§ **Material for the task**
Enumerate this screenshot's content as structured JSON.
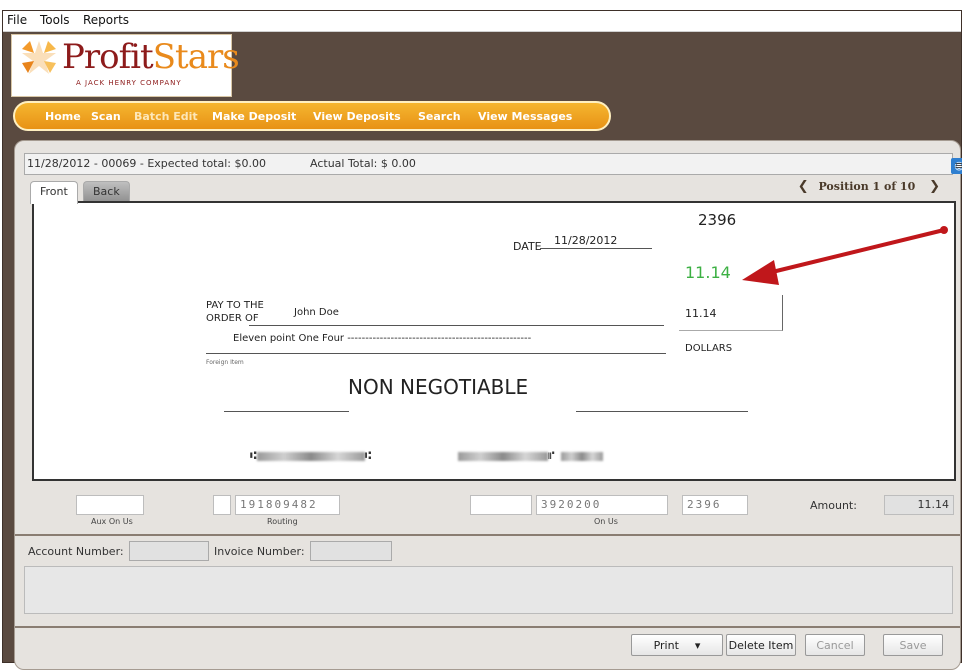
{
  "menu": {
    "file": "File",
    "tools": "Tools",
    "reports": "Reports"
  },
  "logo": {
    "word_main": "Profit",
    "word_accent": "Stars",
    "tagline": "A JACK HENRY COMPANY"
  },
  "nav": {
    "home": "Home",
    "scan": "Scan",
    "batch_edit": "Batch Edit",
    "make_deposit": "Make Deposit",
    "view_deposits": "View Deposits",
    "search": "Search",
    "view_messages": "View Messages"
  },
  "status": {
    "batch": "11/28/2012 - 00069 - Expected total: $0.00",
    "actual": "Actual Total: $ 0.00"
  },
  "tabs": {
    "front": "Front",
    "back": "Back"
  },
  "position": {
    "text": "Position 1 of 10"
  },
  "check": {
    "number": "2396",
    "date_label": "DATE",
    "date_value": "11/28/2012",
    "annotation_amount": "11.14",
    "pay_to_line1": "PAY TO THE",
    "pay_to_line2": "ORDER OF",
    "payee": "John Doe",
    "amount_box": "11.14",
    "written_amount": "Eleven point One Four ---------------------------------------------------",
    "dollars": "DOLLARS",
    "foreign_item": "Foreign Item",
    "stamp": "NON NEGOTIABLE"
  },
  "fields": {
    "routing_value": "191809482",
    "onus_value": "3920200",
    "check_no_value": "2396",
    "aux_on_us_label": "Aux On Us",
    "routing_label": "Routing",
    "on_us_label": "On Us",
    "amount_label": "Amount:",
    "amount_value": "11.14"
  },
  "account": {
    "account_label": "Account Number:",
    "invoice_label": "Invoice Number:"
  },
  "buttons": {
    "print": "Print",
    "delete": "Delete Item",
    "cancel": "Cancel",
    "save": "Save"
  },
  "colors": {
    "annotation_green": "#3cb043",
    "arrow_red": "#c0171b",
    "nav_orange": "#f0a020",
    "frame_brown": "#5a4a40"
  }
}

§ **Written instruction**
Write out every record above exactly as it stands, but leave out the pictures.

§ **Solution to the exercise**
Enumerate this screenshot's content as structured JSON.
{
  "menu": {
    "file": "File",
    "tools": "Tools",
    "reports": "Reports"
  },
  "logo": {
    "word_main": "Profit",
    "word_accent": "Stars",
    "tagline": "A JACK HENRY COMPANY"
  },
  "nav": {
    "home": "Home",
    "scan": "Scan",
    "batch_edit": "Batch Edit",
    "make_deposit": "Make Deposit",
    "view_deposits": "View Deposits",
    "search": "Search",
    "view_messages": "View Messages"
  },
  "status": {
    "batch": "11/28/2012 - 00069 - Expected total: $0.00",
    "actual": "Actual Total: $ 0.00"
  },
  "tabs": {
    "front": "Front",
    "back": "Back"
  },
  "position": {
    "text": "Position 1 of 10"
  },
  "check": {
    "number": "2396",
    "date_label": "DATE",
    "date_value": "11/28/2012",
    "annotation_amount": "11.14",
    "pay_to_line1": "PAY TO THE",
    "pay_to_line2": "ORDER OF",
    "payee": "John Doe",
    "amount_box": "11.14",
    "written_amount": "Eleven point One Four ---------------------------------------------------",
    "dollars": "DOLLARS",
    "foreign_item": "Foreign Item",
    "stamp": "NON NEGOTIABLE"
  },
  "fields": {
    "routing_value": "191809482",
    "onus_value": "3920200",
    "check_no_value": "2396",
    "aux_on_us_label": "Aux On Us",
    "routing_label": "Routing",
    "on_us_label": "On Us",
    "amount_label": "Amount:",
    "amount_value": "11.14"
  },
  "account": {
    "account_label": "Account Number:",
    "invoice_label": "Invoice Number:"
  },
  "buttons": {
    "print": "Print",
    "delete": "Delete Item",
    "cancel": "Cancel",
    "save": "Save"
  },
  "colors": {
    "annotation_green": "#3cb043",
    "arrow_red": "#c0171b",
    "nav_orange": "#f0a020",
    "frame_brown": "#5a4a40"
  }
}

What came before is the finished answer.